Challenge
From the data that follows, copy every line holding the string "White".
....................
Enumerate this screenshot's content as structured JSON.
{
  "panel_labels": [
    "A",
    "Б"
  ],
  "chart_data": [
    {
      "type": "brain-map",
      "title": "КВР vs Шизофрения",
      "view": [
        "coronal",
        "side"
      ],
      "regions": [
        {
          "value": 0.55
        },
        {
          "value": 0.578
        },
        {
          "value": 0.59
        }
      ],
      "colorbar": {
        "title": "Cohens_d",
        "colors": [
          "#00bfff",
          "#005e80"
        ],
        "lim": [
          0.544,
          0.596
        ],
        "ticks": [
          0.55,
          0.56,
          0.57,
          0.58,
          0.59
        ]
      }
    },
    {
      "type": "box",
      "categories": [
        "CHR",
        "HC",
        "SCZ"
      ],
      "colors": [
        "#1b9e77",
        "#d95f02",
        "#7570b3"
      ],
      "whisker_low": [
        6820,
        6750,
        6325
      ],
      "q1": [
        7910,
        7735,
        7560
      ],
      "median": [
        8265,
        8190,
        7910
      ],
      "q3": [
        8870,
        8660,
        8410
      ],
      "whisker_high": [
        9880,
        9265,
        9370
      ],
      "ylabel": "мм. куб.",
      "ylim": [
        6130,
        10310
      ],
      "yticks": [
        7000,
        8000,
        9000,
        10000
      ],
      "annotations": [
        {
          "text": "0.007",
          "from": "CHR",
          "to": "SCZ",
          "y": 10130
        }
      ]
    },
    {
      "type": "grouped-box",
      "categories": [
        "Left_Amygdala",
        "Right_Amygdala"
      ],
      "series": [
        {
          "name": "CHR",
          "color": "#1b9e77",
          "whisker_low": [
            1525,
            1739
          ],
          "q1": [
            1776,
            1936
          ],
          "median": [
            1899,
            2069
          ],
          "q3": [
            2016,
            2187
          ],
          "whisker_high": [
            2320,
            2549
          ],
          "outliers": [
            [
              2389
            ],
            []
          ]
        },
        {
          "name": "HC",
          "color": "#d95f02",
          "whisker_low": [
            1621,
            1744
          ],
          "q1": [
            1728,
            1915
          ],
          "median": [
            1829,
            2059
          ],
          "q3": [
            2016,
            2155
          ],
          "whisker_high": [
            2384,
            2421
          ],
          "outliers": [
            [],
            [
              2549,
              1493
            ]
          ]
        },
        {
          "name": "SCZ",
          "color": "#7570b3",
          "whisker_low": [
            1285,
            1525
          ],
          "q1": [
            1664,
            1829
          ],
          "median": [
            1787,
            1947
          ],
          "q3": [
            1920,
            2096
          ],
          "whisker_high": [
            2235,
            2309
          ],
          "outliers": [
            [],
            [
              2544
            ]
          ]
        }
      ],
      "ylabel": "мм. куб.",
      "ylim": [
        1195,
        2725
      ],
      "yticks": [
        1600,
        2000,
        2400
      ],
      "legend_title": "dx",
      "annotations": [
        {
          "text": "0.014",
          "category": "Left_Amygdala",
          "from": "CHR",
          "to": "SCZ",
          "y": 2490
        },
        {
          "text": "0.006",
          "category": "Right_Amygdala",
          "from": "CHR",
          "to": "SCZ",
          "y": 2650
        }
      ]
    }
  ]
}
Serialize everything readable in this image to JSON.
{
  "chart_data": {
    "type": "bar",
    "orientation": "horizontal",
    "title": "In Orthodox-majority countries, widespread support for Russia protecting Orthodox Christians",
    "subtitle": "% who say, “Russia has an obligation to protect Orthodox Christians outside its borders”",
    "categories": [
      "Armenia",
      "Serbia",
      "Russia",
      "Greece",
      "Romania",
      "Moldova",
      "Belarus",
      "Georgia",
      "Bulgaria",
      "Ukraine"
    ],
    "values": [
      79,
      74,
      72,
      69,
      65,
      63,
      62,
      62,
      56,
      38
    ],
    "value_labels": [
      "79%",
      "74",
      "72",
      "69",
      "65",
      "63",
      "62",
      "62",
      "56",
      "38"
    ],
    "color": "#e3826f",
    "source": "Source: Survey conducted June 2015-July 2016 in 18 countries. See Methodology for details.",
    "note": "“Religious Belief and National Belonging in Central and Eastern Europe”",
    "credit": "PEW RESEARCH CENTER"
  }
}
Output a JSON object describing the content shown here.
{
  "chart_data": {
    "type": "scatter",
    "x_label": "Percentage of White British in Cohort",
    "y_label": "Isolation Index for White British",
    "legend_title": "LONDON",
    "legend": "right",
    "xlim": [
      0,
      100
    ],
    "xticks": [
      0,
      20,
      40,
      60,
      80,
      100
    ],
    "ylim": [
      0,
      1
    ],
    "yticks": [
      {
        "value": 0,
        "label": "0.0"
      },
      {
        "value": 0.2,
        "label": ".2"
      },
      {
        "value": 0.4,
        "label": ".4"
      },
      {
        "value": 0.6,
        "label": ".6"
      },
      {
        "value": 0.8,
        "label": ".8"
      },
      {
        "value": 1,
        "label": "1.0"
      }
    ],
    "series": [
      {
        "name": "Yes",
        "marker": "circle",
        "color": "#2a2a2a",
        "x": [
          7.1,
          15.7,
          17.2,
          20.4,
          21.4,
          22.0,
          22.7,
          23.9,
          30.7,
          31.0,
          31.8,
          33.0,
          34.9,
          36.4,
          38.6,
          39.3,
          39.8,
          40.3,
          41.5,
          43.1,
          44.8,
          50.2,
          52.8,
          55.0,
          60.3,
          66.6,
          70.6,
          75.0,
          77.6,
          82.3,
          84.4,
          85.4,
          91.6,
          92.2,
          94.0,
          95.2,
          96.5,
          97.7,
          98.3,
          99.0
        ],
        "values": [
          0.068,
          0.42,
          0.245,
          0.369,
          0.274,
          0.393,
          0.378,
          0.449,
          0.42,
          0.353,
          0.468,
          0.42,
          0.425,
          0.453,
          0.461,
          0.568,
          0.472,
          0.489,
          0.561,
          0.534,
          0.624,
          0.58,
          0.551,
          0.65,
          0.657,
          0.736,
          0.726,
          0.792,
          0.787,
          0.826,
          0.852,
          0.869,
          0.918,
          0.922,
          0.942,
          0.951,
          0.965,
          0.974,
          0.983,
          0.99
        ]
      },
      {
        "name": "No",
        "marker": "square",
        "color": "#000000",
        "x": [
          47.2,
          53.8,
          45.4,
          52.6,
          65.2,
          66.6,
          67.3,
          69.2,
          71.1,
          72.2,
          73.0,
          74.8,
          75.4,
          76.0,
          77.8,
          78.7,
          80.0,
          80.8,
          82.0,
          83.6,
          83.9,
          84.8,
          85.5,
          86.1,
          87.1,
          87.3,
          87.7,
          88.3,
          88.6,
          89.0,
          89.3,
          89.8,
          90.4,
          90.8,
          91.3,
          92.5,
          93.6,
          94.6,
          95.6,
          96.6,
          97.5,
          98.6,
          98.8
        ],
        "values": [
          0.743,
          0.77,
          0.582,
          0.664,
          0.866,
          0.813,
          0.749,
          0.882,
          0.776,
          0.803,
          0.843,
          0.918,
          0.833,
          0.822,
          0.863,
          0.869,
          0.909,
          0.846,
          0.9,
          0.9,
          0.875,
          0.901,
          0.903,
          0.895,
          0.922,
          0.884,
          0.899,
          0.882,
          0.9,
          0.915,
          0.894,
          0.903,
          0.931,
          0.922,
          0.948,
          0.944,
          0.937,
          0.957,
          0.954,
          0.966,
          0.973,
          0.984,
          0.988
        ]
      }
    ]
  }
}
....................
Exercise output
    "x_label": "Percentage of White British in Cohort",
    "y_label": "Isolation Index for White British",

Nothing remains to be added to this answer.